## DATA PROVIDED
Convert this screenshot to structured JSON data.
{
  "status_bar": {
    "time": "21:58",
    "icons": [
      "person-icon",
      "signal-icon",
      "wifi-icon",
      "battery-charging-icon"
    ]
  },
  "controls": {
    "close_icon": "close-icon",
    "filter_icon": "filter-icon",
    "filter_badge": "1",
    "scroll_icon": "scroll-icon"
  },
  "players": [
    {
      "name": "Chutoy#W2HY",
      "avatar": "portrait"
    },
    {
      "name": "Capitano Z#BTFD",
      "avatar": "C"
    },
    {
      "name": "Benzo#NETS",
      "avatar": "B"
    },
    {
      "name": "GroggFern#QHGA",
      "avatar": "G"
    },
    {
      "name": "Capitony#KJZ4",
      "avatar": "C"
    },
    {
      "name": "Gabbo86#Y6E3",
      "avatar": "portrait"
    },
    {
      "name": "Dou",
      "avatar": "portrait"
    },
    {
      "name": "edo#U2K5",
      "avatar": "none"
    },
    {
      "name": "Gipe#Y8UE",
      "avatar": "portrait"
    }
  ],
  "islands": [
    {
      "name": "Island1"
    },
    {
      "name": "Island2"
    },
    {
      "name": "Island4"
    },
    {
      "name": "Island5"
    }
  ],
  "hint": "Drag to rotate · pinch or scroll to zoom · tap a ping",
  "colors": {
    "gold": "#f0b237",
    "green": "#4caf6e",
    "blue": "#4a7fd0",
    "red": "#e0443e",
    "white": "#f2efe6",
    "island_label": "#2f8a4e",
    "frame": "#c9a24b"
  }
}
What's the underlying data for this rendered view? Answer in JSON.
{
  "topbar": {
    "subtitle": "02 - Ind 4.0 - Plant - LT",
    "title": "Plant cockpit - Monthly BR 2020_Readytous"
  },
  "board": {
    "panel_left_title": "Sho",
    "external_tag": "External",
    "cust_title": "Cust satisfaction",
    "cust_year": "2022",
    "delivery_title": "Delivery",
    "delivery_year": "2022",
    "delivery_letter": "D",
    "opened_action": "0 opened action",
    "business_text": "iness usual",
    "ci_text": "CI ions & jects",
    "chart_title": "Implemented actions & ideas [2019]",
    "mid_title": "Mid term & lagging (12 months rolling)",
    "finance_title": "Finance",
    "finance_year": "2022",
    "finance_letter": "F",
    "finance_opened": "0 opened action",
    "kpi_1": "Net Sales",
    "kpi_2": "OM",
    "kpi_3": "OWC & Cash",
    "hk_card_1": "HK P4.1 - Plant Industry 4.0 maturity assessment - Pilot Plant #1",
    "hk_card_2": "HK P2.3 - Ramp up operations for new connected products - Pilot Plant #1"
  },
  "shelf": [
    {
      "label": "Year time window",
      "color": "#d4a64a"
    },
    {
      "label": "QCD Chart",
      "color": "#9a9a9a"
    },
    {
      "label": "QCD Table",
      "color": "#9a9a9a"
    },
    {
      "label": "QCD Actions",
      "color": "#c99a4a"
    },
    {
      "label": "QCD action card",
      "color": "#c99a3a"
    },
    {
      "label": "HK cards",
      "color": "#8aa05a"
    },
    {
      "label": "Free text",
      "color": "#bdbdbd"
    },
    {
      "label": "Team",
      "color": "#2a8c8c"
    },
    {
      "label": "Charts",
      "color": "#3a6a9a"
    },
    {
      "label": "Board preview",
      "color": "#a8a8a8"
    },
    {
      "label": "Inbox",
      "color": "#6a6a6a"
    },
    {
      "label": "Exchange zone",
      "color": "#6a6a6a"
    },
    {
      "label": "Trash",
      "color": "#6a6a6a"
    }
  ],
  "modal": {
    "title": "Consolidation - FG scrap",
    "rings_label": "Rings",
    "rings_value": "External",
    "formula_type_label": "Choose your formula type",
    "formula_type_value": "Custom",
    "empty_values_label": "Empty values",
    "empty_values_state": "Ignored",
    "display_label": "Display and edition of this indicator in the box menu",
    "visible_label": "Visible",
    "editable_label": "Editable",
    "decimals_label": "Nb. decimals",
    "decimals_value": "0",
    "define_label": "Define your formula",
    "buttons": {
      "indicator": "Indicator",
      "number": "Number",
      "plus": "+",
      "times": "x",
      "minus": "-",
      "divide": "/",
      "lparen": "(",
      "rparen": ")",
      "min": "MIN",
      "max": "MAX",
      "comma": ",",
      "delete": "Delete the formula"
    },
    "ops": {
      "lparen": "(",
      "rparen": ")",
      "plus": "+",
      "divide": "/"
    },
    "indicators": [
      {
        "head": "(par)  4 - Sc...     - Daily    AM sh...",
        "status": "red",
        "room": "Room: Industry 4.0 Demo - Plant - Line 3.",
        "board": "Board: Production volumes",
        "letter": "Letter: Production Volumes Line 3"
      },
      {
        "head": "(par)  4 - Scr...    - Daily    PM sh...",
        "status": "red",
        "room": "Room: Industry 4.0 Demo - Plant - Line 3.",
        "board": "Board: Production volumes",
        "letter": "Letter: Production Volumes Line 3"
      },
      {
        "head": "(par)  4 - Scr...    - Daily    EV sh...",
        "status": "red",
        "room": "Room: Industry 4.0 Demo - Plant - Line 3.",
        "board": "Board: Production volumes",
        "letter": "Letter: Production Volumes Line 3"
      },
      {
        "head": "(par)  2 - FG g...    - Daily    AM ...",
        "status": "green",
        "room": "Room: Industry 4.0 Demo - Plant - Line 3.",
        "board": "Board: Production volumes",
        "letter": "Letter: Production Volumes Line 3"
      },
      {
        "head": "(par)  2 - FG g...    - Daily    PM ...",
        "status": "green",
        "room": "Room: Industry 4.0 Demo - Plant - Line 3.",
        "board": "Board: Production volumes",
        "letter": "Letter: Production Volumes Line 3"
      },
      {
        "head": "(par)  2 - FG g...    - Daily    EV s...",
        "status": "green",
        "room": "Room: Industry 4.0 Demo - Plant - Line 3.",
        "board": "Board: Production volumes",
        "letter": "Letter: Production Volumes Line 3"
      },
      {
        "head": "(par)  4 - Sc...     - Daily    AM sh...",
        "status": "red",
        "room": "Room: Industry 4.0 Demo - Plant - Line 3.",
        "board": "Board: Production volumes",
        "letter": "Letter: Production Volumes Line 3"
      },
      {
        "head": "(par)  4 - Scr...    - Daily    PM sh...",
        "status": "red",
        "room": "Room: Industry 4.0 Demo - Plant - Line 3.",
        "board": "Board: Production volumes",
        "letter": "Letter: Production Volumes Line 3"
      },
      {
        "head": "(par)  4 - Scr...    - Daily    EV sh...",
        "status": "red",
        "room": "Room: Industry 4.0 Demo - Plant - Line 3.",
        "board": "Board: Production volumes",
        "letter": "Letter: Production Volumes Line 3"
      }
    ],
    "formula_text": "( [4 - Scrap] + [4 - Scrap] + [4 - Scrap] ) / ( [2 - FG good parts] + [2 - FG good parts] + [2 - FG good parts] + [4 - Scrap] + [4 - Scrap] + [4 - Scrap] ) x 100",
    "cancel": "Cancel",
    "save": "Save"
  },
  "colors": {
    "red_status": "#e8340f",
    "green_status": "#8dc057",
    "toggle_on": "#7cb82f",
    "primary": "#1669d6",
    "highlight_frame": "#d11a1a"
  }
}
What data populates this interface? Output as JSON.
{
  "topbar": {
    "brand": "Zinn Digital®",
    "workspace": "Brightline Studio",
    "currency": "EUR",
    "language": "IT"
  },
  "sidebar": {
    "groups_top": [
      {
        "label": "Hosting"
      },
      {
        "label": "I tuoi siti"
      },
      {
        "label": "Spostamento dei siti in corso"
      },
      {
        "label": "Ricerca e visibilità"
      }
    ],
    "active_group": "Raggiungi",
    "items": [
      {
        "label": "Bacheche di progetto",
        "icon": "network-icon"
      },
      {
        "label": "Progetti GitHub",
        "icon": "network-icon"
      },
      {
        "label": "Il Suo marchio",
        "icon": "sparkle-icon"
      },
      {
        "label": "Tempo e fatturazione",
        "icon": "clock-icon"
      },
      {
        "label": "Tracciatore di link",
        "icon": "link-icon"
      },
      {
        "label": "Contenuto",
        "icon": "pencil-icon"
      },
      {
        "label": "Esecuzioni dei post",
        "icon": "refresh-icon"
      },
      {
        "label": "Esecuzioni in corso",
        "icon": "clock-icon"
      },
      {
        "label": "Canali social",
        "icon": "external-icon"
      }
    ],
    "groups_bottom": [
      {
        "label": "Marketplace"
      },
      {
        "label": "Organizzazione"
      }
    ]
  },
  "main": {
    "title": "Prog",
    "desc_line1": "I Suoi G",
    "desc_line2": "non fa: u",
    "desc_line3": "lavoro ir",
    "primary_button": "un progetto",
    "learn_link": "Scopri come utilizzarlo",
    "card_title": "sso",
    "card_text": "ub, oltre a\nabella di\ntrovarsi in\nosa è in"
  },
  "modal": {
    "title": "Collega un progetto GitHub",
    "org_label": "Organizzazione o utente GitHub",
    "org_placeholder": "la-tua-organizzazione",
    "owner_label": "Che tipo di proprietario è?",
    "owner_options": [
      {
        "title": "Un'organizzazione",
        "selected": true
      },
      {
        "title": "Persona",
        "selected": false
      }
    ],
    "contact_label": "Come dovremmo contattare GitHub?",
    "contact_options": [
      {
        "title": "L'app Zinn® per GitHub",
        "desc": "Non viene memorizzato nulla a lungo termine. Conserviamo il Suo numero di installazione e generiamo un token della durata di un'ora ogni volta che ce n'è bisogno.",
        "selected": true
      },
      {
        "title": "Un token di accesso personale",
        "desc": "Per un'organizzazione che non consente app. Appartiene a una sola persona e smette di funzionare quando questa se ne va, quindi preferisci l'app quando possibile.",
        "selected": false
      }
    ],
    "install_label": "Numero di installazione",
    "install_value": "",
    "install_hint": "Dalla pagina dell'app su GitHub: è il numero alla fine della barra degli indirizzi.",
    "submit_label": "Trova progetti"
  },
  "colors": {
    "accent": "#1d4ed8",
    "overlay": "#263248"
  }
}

## EXERCISE REQUIREMENTS
Read through the data and copy every line where "token" shows up.

## THE REPLY
        "desc": "Non viene memorizzato nulla a lungo termine. Conserviamo il Suo numero di installazione e generiamo un token della durata di un'ora ogni volta che ce n'è bisogno.",
        "title": "Un token di accesso personale",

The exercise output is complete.